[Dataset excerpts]

[start]

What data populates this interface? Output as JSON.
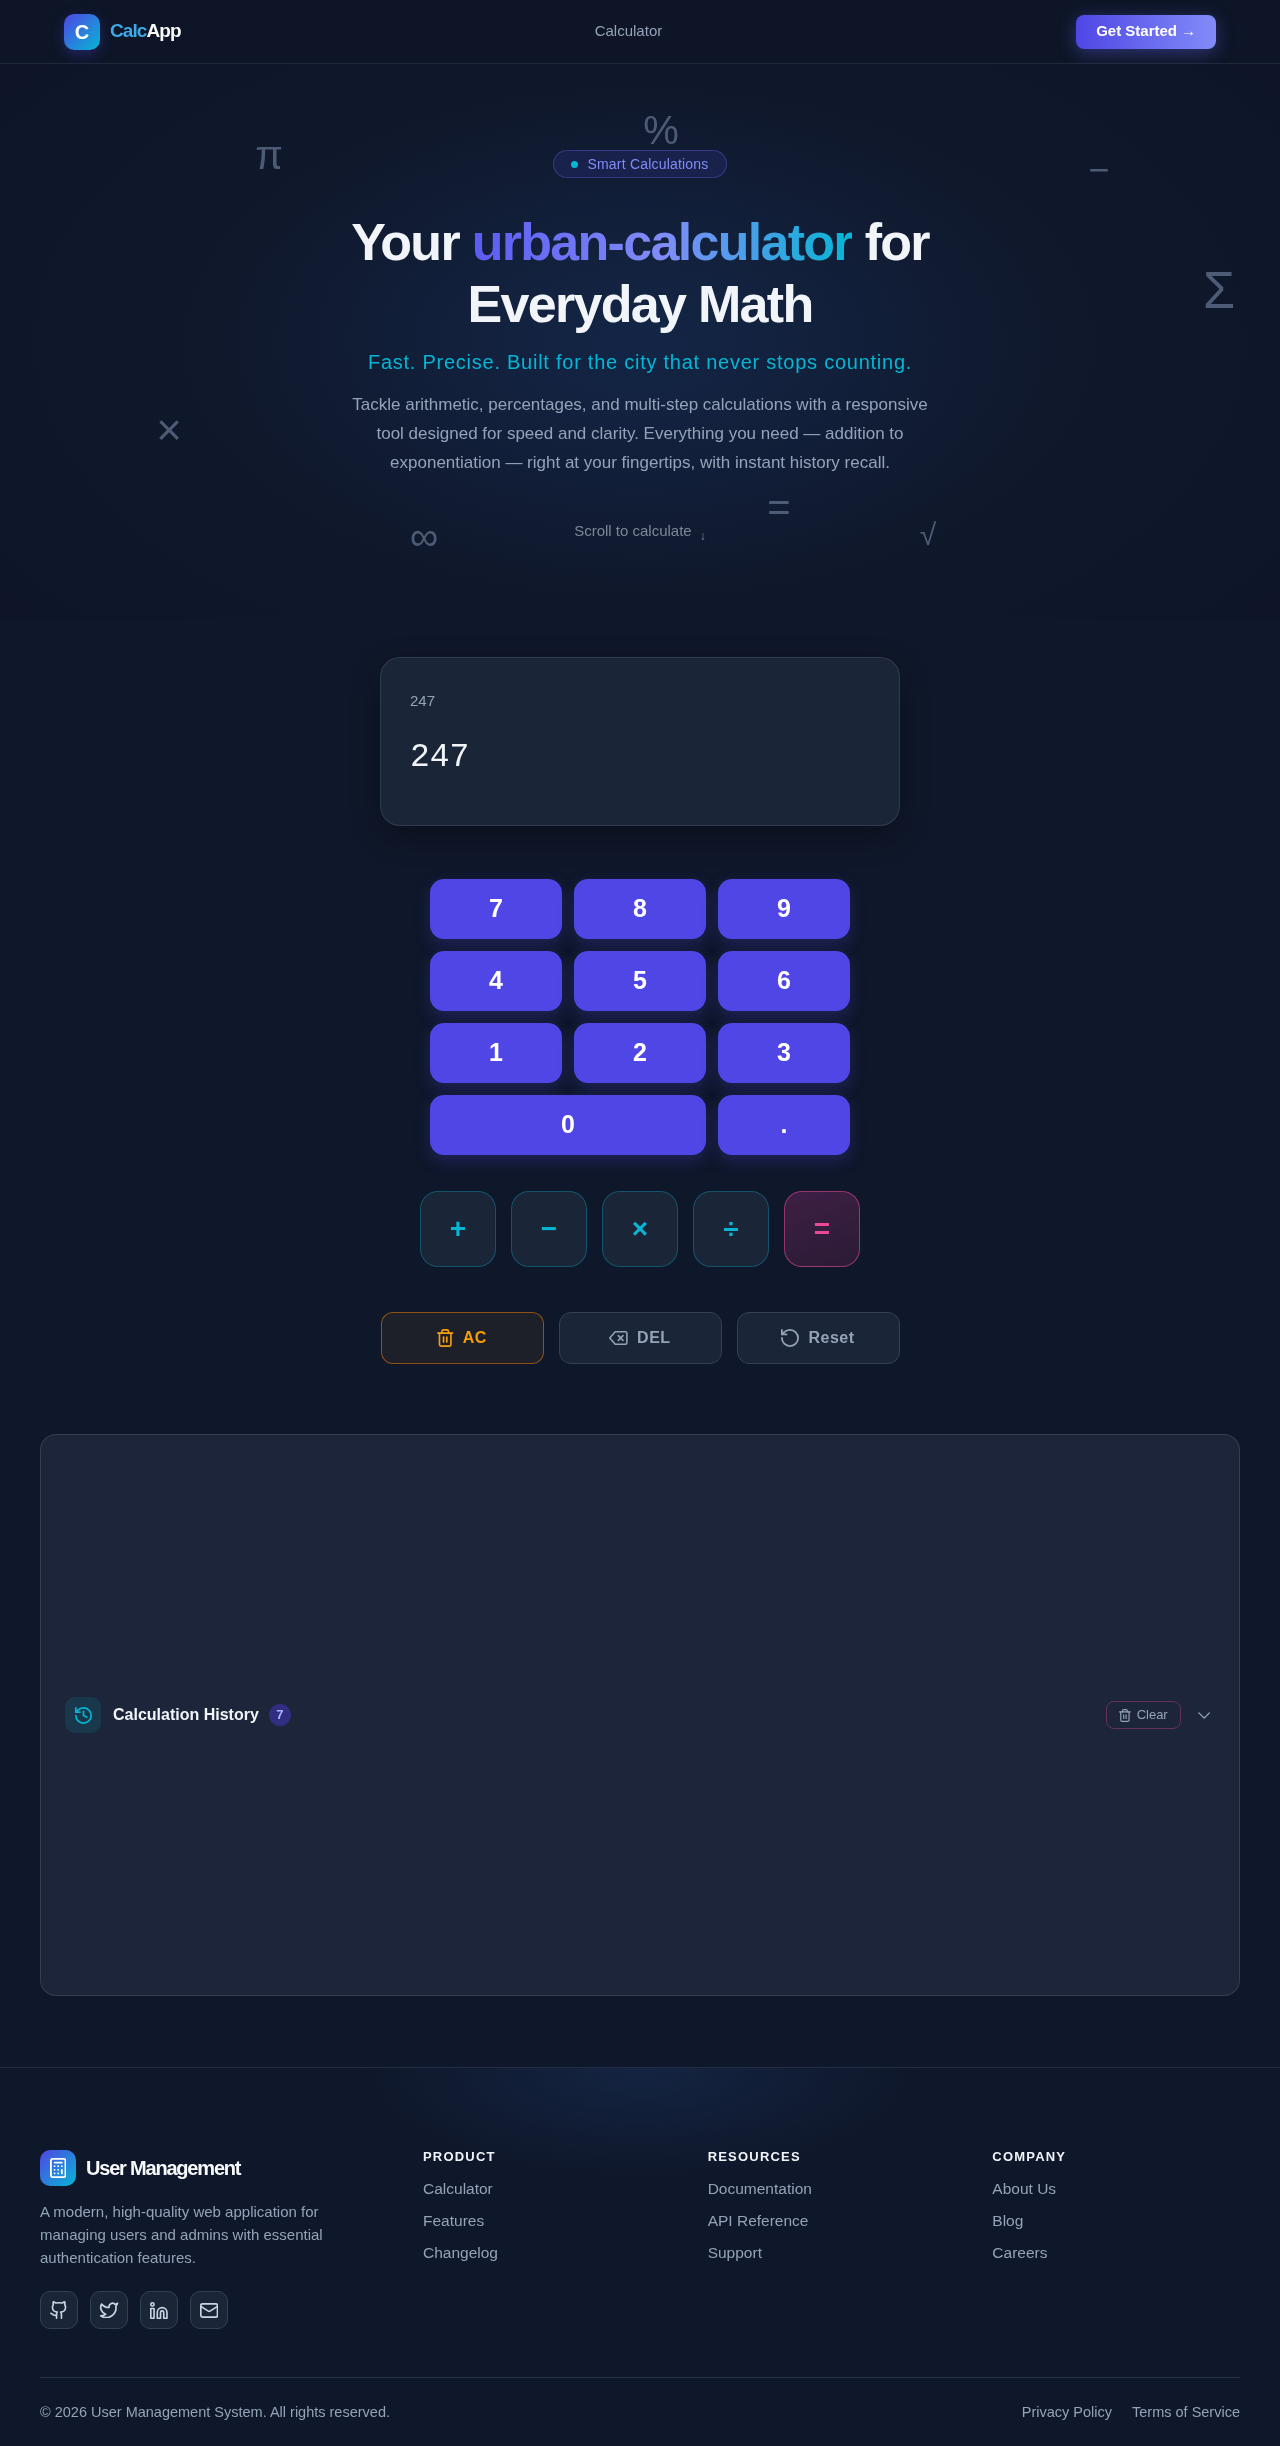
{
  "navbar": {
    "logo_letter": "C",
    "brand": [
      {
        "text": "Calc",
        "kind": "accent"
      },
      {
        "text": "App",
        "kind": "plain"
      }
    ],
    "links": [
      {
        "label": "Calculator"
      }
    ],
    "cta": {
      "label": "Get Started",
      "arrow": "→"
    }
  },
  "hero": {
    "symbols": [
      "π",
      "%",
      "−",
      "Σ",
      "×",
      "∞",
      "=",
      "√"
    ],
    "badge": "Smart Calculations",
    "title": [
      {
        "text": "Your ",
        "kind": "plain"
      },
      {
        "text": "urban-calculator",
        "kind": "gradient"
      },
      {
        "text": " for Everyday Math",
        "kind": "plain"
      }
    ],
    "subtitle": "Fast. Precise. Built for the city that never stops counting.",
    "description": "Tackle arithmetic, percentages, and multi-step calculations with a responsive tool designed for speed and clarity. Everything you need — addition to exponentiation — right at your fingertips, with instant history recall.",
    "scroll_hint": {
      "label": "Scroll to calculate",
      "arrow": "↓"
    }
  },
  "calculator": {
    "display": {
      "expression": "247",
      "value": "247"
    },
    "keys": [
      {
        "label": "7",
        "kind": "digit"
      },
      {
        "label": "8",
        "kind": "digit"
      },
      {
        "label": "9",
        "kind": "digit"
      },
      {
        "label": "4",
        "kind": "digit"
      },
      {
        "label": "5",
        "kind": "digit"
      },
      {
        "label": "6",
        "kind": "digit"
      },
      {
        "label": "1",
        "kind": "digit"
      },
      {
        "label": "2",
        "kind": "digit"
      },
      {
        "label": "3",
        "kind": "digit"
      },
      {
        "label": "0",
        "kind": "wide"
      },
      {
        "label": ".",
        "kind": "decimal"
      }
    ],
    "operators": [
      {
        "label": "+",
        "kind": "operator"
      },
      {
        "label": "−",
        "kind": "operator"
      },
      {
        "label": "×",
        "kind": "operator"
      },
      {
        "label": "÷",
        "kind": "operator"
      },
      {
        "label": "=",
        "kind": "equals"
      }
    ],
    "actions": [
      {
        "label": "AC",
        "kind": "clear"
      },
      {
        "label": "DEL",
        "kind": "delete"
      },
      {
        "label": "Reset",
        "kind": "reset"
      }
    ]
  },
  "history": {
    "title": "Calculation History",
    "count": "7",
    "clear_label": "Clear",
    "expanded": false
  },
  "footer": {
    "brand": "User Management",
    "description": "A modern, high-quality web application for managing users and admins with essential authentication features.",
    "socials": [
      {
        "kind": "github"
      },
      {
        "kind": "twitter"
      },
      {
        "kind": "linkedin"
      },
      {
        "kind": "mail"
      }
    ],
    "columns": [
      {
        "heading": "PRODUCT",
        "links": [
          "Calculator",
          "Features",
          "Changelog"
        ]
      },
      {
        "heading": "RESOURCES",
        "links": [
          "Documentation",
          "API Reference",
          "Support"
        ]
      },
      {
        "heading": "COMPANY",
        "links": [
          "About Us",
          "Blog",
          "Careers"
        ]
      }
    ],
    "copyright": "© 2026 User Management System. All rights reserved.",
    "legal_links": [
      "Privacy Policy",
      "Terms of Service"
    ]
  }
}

[end]

TO DO >>
Copy every line of the data word for word, omitting the images.

WRITTEN REPLY >>
What data populates this interface? Output as JSON.
{
  "navbar": {
    "logo_letter": "C",
    "brand": [
      {
        "text": "Calc",
        "kind": "accent"
      },
      {
        "text": "App",
        "kind": "plain"
      }
    ],
    "links": [
      {
        "label": "Calculator"
      }
    ],
    "cta": {
      "label": "Get Started",
      "arrow": "→"
    }
  },
  "hero": {
    "symbols": [
      "π",
      "%",
      "−",
      "Σ",
      "×",
      "∞",
      "=",
      "√"
    ],
    "badge": "Smart Calculations",
    "title": [
      {
        "text": "Your ",
        "kind": "plain"
      },
      {
        "text": "urban-calculator",
        "kind": "gradient"
      },
      {
        "text": " for Everyday Math",
        "kind": "plain"
      }
    ],
    "subtitle": "Fast. Precise. Built for the city that never stops counting.",
    "description": "Tackle arithmetic, percentages, and multi-step calculations with a responsive tool designed for speed and clarity. Everything you need — addition to exponentiation — right at your fingertips, with instant history recall.",
    "scroll_hint": {
      "label": "Scroll to calculate",
      "arrow": "↓"
    }
  },
  "calculator": {
    "display": {
      "expression": "247",
      "value": "247"
    },
    "keys": [
      {
        "label": "7",
        "kind": "digit"
      },
      {
        "label": "8",
        "kind": "digit"
      },
      {
        "label": "9",
        "kind": "digit"
      },
      {
        "label": "4",
        "kind": "digit"
      },
      {
        "label": "5",
        "kind": "digit"
      },
      {
        "label": "6",
        "kind": "digit"
      },
      {
        "label": "1",
        "kind": "digit"
      },
      {
        "label": "2",
        "kind": "digit"
      },
      {
        "label": "3",
        "kind": "digit"
      },
      {
        "label": "0",
        "kind": "wide"
      },
      {
        "label": ".",
        "kind": "decimal"
      }
    ],
    "operators": [
      {
        "label": "+",
        "kind": "operator"
      },
      {
        "label": "−",
        "kind": "operator"
      },
      {
        "label": "×",
        "kind": "operator"
      },
      {
        "label": "÷",
        "kind": "operator"
      },
      {
        "label": "=",
        "kind": "equals"
      }
    ],
    "actions": [
      {
        "label": "AC",
        "kind": "clear"
      },
      {
        "label": "DEL",
        "kind": "delete"
      },
      {
        "label": "Reset",
        "kind": "reset"
      }
    ]
  },
  "history": {
    "title": "Calculation History",
    "count": "7",
    "clear_label": "Clear",
    "expanded": false
  },
  "footer": {
    "brand": "User Management",
    "description": "A modern, high-quality web application for managing users and admins with essential authentication features.",
    "socials": [
      {
        "kind": "github"
      },
      {
        "kind": "twitter"
      },
      {
        "kind": "linkedin"
      },
      {
        "kind": "mail"
      }
    ],
    "columns": [
      {
        "heading": "PRODUCT",
        "links": [
          "Calculator",
          "Features",
          "Changelog"
        ]
      },
      {
        "heading": "RESOURCES",
        "links": [
          "Documentation",
          "API Reference",
          "Support"
        ]
      },
      {
        "heading": "COMPANY",
        "links": [
          "About Us",
          "Blog",
          "Careers"
        ]
      }
    ],
    "copyright": "© 2026 User Management System. All rights reserved.",
    "legal_links": [
      "Privacy Policy",
      "Terms of Service"
    ]
  }
}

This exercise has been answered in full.